→ WORK INSTRUCTIONS: Scan the listing below. Report each line that includes "text".

--- begin THE RECORDS ---

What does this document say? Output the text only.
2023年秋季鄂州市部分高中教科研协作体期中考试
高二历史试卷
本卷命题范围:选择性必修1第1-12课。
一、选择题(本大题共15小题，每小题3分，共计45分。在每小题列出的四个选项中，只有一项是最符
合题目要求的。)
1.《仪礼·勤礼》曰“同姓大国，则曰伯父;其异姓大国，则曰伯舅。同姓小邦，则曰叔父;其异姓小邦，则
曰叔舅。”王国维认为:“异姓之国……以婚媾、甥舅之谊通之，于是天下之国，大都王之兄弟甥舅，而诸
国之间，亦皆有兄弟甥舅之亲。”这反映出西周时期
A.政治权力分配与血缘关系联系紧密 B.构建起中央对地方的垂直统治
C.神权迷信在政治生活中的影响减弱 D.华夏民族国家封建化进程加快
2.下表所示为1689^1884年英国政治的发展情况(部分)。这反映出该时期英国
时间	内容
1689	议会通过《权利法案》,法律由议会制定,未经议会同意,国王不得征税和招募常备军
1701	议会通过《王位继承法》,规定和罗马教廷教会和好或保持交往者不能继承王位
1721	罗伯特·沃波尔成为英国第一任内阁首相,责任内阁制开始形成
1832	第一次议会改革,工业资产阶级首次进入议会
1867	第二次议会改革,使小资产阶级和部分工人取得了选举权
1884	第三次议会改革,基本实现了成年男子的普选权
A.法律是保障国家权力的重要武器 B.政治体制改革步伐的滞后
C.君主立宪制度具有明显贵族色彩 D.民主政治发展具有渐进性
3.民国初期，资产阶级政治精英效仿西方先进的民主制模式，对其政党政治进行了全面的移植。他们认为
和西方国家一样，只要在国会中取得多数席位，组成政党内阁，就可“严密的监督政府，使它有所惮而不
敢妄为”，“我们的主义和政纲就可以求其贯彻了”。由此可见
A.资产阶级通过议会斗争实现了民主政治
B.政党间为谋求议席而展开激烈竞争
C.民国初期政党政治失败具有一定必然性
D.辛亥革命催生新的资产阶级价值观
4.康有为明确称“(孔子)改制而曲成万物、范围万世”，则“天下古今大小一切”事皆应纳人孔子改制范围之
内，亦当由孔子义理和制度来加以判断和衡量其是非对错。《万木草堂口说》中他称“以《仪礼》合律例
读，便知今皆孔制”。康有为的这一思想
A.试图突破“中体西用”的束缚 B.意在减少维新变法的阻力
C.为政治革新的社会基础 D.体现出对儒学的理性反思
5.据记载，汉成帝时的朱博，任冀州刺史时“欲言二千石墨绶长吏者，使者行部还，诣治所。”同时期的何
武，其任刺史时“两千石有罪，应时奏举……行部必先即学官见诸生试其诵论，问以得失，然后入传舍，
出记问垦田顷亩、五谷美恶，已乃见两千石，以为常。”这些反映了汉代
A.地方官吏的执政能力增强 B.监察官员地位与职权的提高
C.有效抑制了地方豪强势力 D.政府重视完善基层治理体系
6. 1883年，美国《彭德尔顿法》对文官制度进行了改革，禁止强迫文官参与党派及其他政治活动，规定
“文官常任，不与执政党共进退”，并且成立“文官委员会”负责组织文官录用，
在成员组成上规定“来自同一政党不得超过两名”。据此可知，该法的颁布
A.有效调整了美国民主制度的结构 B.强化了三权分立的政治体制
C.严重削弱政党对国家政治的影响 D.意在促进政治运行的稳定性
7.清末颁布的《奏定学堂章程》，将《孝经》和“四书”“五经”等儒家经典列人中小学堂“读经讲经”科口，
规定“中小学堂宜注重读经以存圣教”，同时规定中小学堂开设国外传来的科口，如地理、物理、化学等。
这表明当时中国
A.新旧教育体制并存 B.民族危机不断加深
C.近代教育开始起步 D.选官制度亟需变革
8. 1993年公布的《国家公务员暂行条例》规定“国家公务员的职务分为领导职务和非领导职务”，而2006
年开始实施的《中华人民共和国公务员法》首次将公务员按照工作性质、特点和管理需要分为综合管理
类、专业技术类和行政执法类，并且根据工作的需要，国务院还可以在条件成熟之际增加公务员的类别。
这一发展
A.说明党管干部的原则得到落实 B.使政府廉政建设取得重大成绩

--- end THE RECORDS ---
--- begin THE RECORDS ---

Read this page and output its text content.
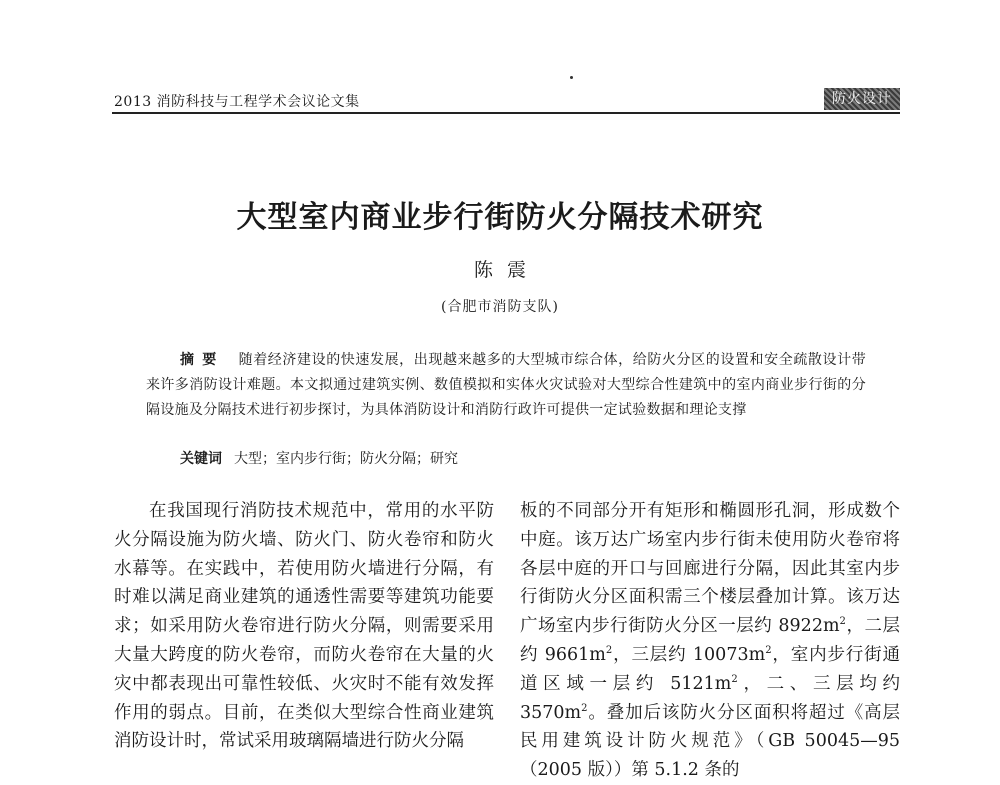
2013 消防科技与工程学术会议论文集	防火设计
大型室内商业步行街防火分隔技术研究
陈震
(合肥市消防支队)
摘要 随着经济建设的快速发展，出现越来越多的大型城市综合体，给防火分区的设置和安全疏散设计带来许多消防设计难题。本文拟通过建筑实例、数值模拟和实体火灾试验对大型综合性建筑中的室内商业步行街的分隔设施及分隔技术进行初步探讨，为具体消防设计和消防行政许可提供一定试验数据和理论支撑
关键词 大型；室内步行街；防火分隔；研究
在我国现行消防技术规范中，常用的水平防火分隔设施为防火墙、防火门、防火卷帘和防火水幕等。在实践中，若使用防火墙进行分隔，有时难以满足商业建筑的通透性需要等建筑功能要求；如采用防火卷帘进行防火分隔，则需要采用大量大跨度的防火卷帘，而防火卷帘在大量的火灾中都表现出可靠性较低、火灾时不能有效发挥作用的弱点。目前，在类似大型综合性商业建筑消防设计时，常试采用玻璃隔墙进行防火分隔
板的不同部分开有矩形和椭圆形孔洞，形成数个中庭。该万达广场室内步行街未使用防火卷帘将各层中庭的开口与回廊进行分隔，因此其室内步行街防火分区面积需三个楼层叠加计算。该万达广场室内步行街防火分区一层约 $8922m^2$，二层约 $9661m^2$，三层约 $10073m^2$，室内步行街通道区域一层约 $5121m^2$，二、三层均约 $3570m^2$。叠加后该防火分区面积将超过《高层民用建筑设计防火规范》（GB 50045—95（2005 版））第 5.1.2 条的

--- end THE RECORDS ---

→ TASK SOLUTION:
What does this document say? Output the text only.
Read this page and output its text content.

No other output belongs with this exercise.